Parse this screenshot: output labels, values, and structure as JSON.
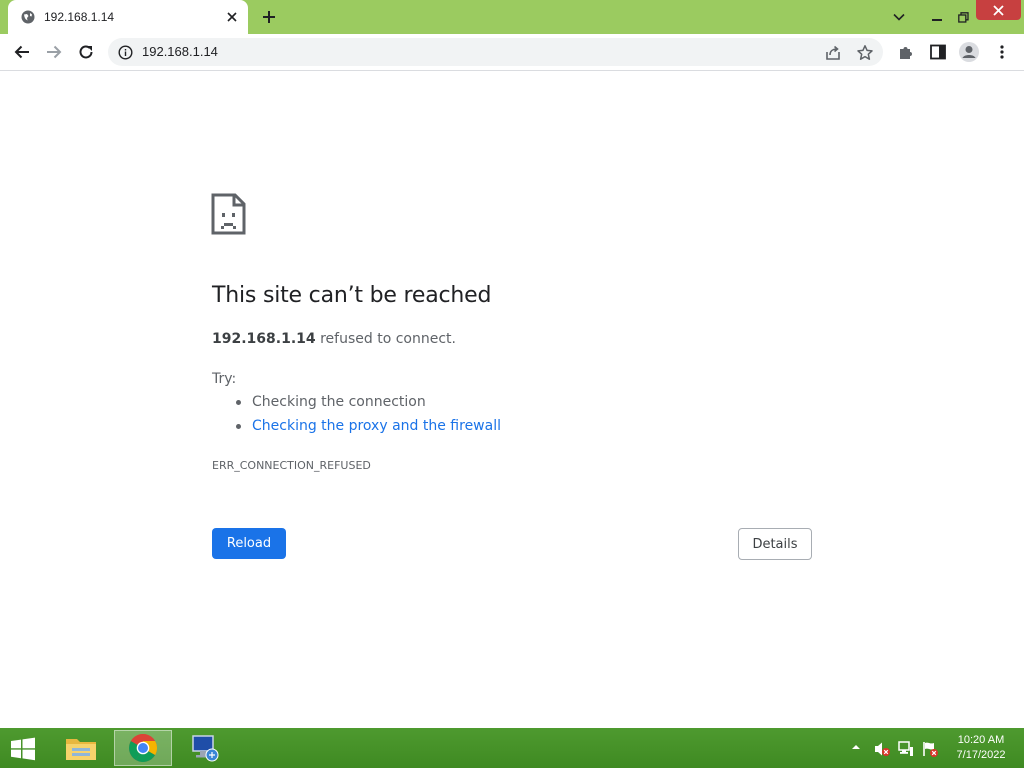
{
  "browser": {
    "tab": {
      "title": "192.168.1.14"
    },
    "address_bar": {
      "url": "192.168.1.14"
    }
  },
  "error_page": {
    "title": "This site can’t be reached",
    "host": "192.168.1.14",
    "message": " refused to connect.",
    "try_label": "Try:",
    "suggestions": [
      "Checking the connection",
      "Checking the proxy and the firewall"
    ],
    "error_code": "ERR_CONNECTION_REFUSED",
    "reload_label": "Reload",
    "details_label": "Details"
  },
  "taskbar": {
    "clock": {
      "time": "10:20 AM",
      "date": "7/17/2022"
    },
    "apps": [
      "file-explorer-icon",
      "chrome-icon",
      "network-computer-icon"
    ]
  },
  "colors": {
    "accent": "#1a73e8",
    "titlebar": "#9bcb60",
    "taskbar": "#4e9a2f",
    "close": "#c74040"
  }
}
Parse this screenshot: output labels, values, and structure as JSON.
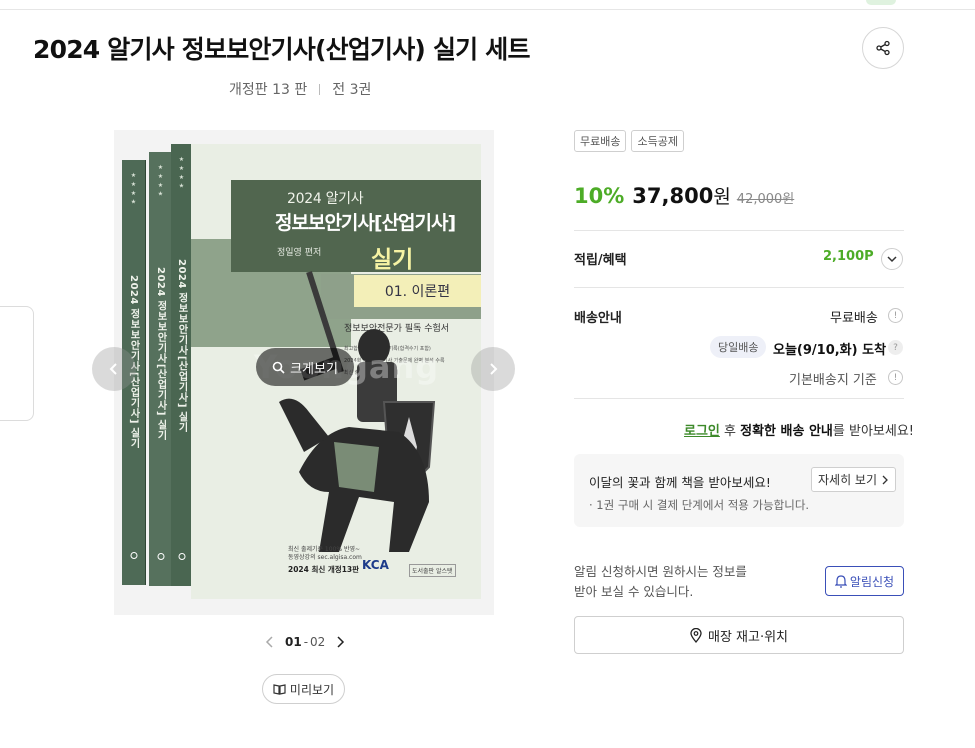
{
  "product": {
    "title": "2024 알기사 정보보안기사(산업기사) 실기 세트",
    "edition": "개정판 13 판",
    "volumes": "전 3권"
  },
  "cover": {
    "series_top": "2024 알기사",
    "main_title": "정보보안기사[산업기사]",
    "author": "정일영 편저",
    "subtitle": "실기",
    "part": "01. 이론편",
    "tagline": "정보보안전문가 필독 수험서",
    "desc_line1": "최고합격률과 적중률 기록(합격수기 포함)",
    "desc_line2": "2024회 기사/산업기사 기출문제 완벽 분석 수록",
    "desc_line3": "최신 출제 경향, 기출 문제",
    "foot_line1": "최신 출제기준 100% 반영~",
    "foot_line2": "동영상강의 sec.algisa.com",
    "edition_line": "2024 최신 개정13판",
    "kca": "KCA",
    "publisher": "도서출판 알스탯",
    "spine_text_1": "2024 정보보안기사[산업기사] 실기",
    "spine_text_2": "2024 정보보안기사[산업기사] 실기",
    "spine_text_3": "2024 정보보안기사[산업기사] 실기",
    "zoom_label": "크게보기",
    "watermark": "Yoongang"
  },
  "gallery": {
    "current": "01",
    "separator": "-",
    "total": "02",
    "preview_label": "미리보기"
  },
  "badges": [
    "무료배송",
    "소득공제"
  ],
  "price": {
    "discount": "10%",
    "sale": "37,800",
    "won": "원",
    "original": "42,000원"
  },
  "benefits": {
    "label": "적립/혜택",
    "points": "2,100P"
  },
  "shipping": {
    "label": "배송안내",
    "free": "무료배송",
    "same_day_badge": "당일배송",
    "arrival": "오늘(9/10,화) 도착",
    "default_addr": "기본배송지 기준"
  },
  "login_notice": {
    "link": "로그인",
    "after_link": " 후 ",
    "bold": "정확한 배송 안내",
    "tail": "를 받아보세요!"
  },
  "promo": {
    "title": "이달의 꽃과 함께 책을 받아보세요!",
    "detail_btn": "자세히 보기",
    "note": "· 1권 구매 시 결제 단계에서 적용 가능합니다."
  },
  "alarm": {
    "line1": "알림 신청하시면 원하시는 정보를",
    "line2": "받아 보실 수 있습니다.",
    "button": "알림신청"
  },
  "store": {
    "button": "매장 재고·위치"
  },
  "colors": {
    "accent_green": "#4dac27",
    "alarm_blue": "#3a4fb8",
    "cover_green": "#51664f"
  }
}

Required work ▸ Identify all lines where the word "정보보안기사" shows up. Copy them.

Solution to the problem ▸
    "title": "2024 알기사 정보보안기사(산업기사) 실기 세트",
    "main_title": "정보보안기사[산업기사]",
    "spine_text_1": "2024 정보보안기사[산업기사] 실기",
    "spine_text_2": "2024 정보보안기사[산업기사] 실기",
    "spine_text_3": "2024 정보보안기사[산업기사] 실기",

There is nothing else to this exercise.